### INFORMATION PROVIDED
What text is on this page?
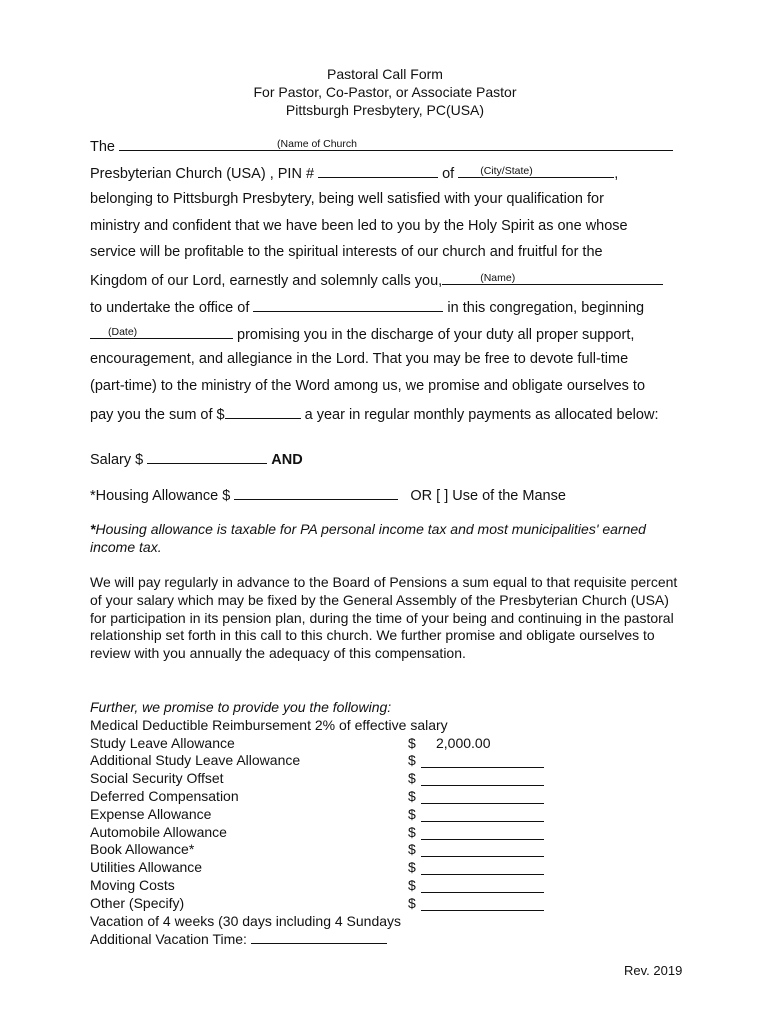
Pastoral Call Form
For Pastor, Co-Pastor, or Associate Pastor
Pittsburgh Presbytery, PC(USA)
The	(Name of Church
Presbyterian Church (USA) , PIN #	of (City/State)	,
belonging to Pittsburgh Presbytery, being well satisfied with your qualification for
ministry and confident that we have been led to you by the Holy Spirit as one whose
service will be profitable to the spiritual interests of our church and fruitful for the
Kingdom of our Lord, earnestly and solemnly calls you,	(Name)
to undertake the office of	in this congregation, beginning
(Date)	promising you in the discharge of your duty all proper support,
encouragement, and allegiance in the Lord. That you may be free to devote full-time
(part-time) to the ministry of the Word among us, we promise and obligate ourselves to
pay you the sum of $	a year in regular monthly payments as allocated below:
Salary $	AND
*Housing Allowance $	OR [ ] Use of the Manse
*Housing allowance is taxable for PA personal income tax and most municipalities' earned income tax.
We will pay regularly in advance to the Board of Pensions a sum equal to that requisite percent of your salary which may be fixed by the General Assembly of the Presbyterian Church (USA) for participation in its pension plan, during the time of your being and continuing in the pastoral relationship set forth in this call to this church. We further promise and obligate ourselves to review with you annually the adequacy of this compensation.
Further, we promise to provide you the following:
Medical Deductible Reimbursement 2% of effective salary
Study Leave Allowance	$ 2,000.00
Additional Study Leave Allowance	$
Social Security Offset	$
Deferred Compensation	$
Expense Allowance	$
Automobile Allowance	$
Book Allowance*	$
Utilities Allowance	$
Moving Costs	$
Other (Specify)	$
Vacation of 4 weeks (30 days including 4 Sundays
Additional Vacation Time:
Rev. 2019
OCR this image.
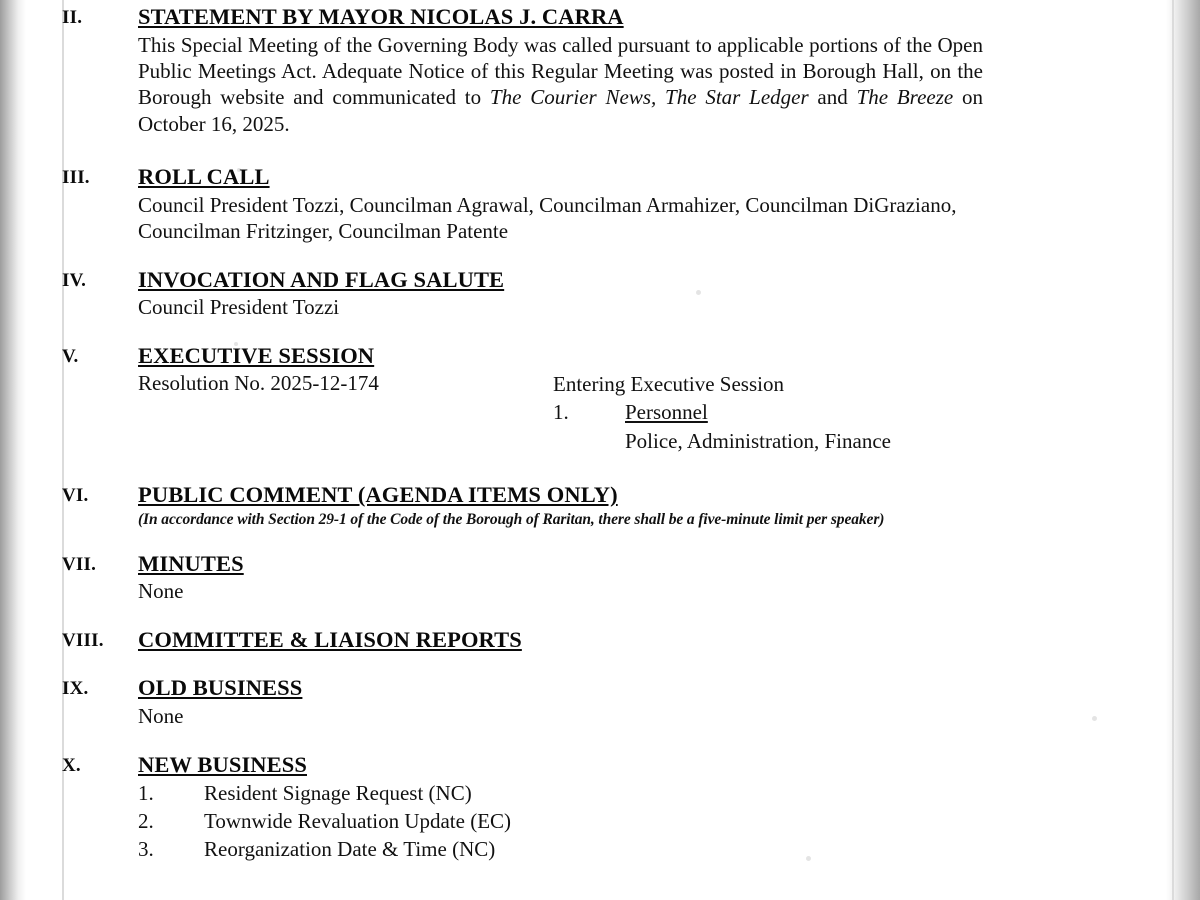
II.	STATEMENT BY MAYOR NICOLAS J. CARRA
This Special Meeting of the Governing Body was called pursuant to applicable portions of the Open Public Meetings Act. Adequate Notice of this Regular Meeting was posted in Borough Hall, on the Borough website and communicated to The Courier News, The Star Ledger and The Breeze on October 16, 2025.
III.	ROLL CALL
Council President Tozzi, Councilman Agrawal, Councilman Armahizer, Councilman DiGraziano, Councilman Fritzinger, Councilman Patente
IV.	INVOCATION AND FLAG SALUTE
Council President Tozzi
V.	EXECUTIVE SESSION
Resolution No. 2025-12-174	Entering Executive Session
1.	Personnel
Police, Administration, Finance
VI.	PUBLIC COMMENT (AGENDA ITEMS ONLY)
(In accordance with Section 29-1 of the Code of the Borough of Raritan, there shall be a five-minute limit per speaker)
VII.	MINUTES
None
VIII.	COMMITTEE & LIAISON REPORTS
IX.	OLD BUSINESS
None
X.	NEW BUSINESS
1.	Resident Signage Request (NC)
2.	Townwide Revaluation Update (EC)
3.	Reorganization Date & Time (NC)
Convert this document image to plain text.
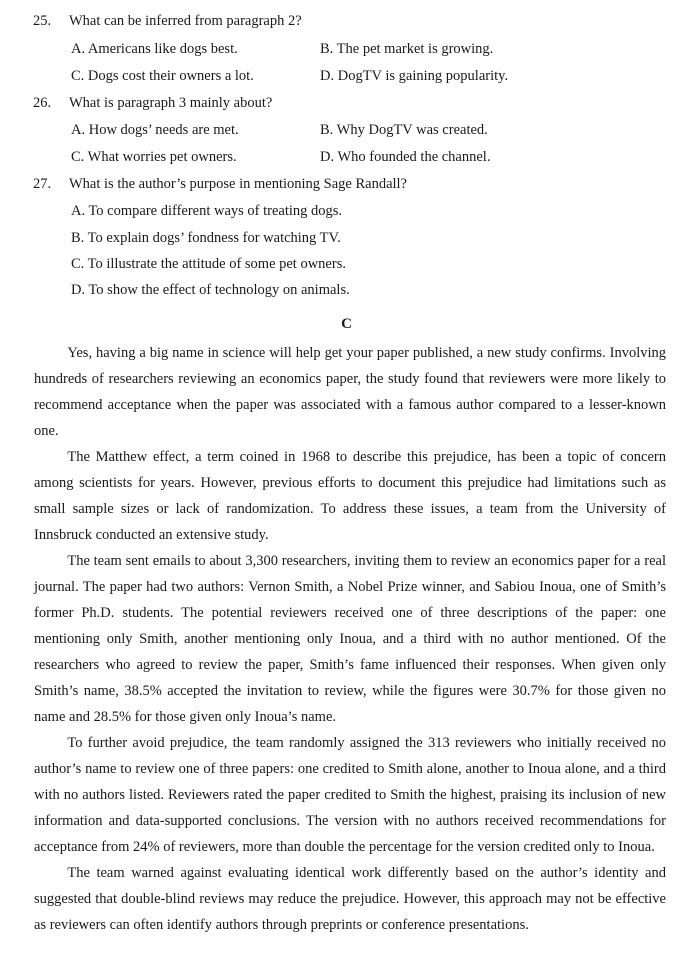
25. What can be inferred from paragraph 2?
A. Americans like dogs best.	B. The pet market is growing.
C. Dogs cost their owners a lot.	D. DogTV is gaining popularity.
26. What is paragraph 3 mainly about?
A. How dogs’ needs are met.	B. Why DogTV was created.
C. What worries pet owners.	D. Who founded the channel.
27. What is the author’s purpose in mentioning Sage Randall?
A. To compare different ways of treating dogs.
B. To explain dogs’ fondness for watching TV.
C. To illustrate the attitude of some pet owners.
D. To show the effect of technology on animals.
C

Yes, having a big name in science will help get your paper published, a new study confirms. Involving hundreds of researchers reviewing an economics paper, the study found that reviewers were more likely to recommend acceptance when the paper was associated with a famous author compared to a lesser-known one.

The Matthew effect, a term coined in 1968 to describe this prejudice, has been a topic of concern among scientists for years. However, previous efforts to document this prejudice had limitations such as small sample sizes or lack of randomization. To address these issues, a team from the University of Innsbruck conducted an extensive study.

The team sent emails to about 3,300 researchers, inviting them to review an economics paper for a real journal. The paper had two authors: Vernon Smith, a Nobel Prize winner, and Sabiou Inoua, one of Smith’s former Ph.D. students. The potential reviewers received one of three descriptions of the paper: one mentioning only Smith, another mentioning only Inoua, and a third with no author mentioned. Of the researchers who agreed to review the paper, Smith’s fame influenced their responses. When given only Smith’s name, 38.5% accepted the invitation to review, while the figures were 30.7% for those given no name and 28.5% for those given only Inoua’s name.

To further avoid prejudice, the team randomly assigned the 313 reviewers who initially received no author’s name to review one of three papers: one credited to Smith alone, another to Inoua alone, and a third with no authors listed. Reviewers rated the paper credited to Smith the highest, praising its inclusion of new information and data-supported conclusions. The version with no authors received recommendations for acceptance from 24% of reviewers, more than double the percentage for the version credited only to Inoua.

The team warned against evaluating identical work differently based on the author’s identity and suggested that double-blind reviews may reduce the prejudice. However, this approach may not be effective as reviewers can often identify authors through preprints or conference presentations.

### PROBLEM TO SOLVE
The records above must be echoed exactly, minus their pictures.

### SOLUTION TO THE EXERCISE
What text is on this page?
Pastoral Call Form
For Pastor, Co-Pastor, or Associate Pastor
Pittsburgh Presbytery, PC(USA)
The	(Name of Church
Presbyterian Church (USA) , PIN #	of (City/State)	,
belonging to Pittsburgh Presbytery, being well satisfied with your qualification for
ministry and confident that we have been led to you by the Holy Spirit as one whose
service will be profitable to the spiritual interests of our church and fruitful for the
Kingdom of our Lord, earnestly and solemnly calls you,	(Name)
to undertake the office of	in this congregation, beginning
(Date)	promising you in the discharge of your duty all proper support,
encouragement, and allegiance in the Lord. That you may be free to devote full-time
(part-time) to the ministry of the Word among us, we promise and obligate ourselves to
pay you the sum of $	a year in regular monthly payments as allocated below:
Salary $	AND
*Housing Allowance $	OR [ ] Use of the Manse
*Housing allowance is taxable for PA personal income tax and most municipalities' earned income tax.
We will pay regularly in advance to the Board of Pensions a sum equal to that requisite percent of your salary which may be fixed by the General Assembly of the Presbyterian Church (USA) for participation in its pension plan, during the time of your being and continuing in the pastoral relationship set forth in this call to this church. We further promise and obligate ourselves to review with you annually the adequacy of this compensation.
Further, we promise to provide you the following:
Medical Deductible Reimbursement 2% of effective salary
Study Leave Allowance	$ 2,000.00
Additional Study Leave Allowance	$
Social Security Offset	$
Deferred Compensation	$
Expense Allowance	$
Automobile Allowance	$
Book Allowance*	$
Utilities Allowance	$
Moving Costs	$
Other (Specify)	$
Vacation of 4 weeks (30 days including 4 Sundays
Additional Vacation Time:
Rev. 2019
OCR this image.
II.	STATEMENT BY MAYOR NICOLAS J. CARRA
This Special Meeting of the Governing Body was called pursuant to applicable portions of the Open Public Meetings Act. Adequate Notice of this Regular Meeting was posted in Borough Hall, on the Borough website and communicated to The Courier News, The Star Ledger and The Breeze on October 16, 2025.
III.	ROLL CALL
Council President Tozzi, Councilman Agrawal, Councilman Armahizer, Councilman DiGraziano, Councilman Fritzinger, Councilman Patente
IV.	INVOCATION AND FLAG SALUTE
Council President Tozzi
V.	EXECUTIVE SESSION
Resolution No. 2025-12-174	Entering Executive Session
1.	Personnel
Police, Administration, Finance
VI.	PUBLIC COMMENT (AGENDA ITEMS ONLY)
(In accordance with Section 29-1 of the Code of the Borough of Raritan, there shall be a five-minute limit per speaker)
VII.	MINUTES
None
VIII.	COMMITTEE & LIAISON REPORTS
IX.	OLD BUSINESS
None
X.	NEW BUSINESS
1.	Resident Signage Request (NC)
2.	Townwide Revaluation Update (EC)
3.	Reorganization Date & Time (NC)
Convert this document image to plain text.
25. What can be inferred from paragraph 2?
A. Americans like dogs best.	B. The pet market is growing.
C. Dogs cost their owners a lot.	D. DogTV is gaining popularity.
26. What is paragraph 3 mainly about?
A. How dogs’ needs are met.	B. Why DogTV was created.
C. What worries pet owners.	D. Who founded the channel.
27. What is the author’s purpose in mentioning Sage Randall?
A. To compare different ways of treating dogs.
B. To explain dogs’ fondness for watching TV.
C. To illustrate the attitude of some pet owners.
D. To show the effect of technology on animals.
C

Yes, having a big name in science will help get your paper published, a new study confirms. Involving hundreds of researchers reviewing an economics paper, the study found that reviewers were more likely to recommend acceptance when the paper was associated with a famous author compared to a lesser-known one.

The Matthew effect, a term coined in 1968 to describe this prejudice, has been a topic of concern among scientists for years. However, previous efforts to document this prejudice had limitations such as small sample sizes or lack of randomization. To address these issues, a team from the University of Innsbruck conducted an extensive study.

The team sent emails to about 3,300 researchers, inviting them to review an economics paper for a real journal. The paper had two authors: Vernon Smith, a Nobel Prize winner, and Sabiou Inoua, one of Smith’s former Ph.D. students. The potential reviewers received one of three descriptions of the paper: one mentioning only Smith, another mentioning only Inoua, and a third with no author mentioned. Of the researchers who agreed to review the paper, Smith’s fame influenced their responses. When given only Smith’s name, 38.5% accepted the invitation to review, while the figures were 30.7% for those given no name and 28.5% for those given only Inoua’s name.

To further avoid prejudice, the team randomly assigned the 313 reviewers who initially received no author’s name to review one of three papers: one credited to Smith alone, another to Inoua alone, and a third with no authors listed. Reviewers rated the paper credited to Smith the highest, praising its inclusion of new information and data-supported conclusions. The version with no authors received recommendations for acceptance from 24% of reviewers, more than double the percentage for the version credited only to Inoua.

The team warned against evaluating identical work differently based on the author’s identity and suggested that double-blind reviews may reduce the prejudice. However, this approach may not be effective as reviewers can often identify authors through preprints or conference presentations.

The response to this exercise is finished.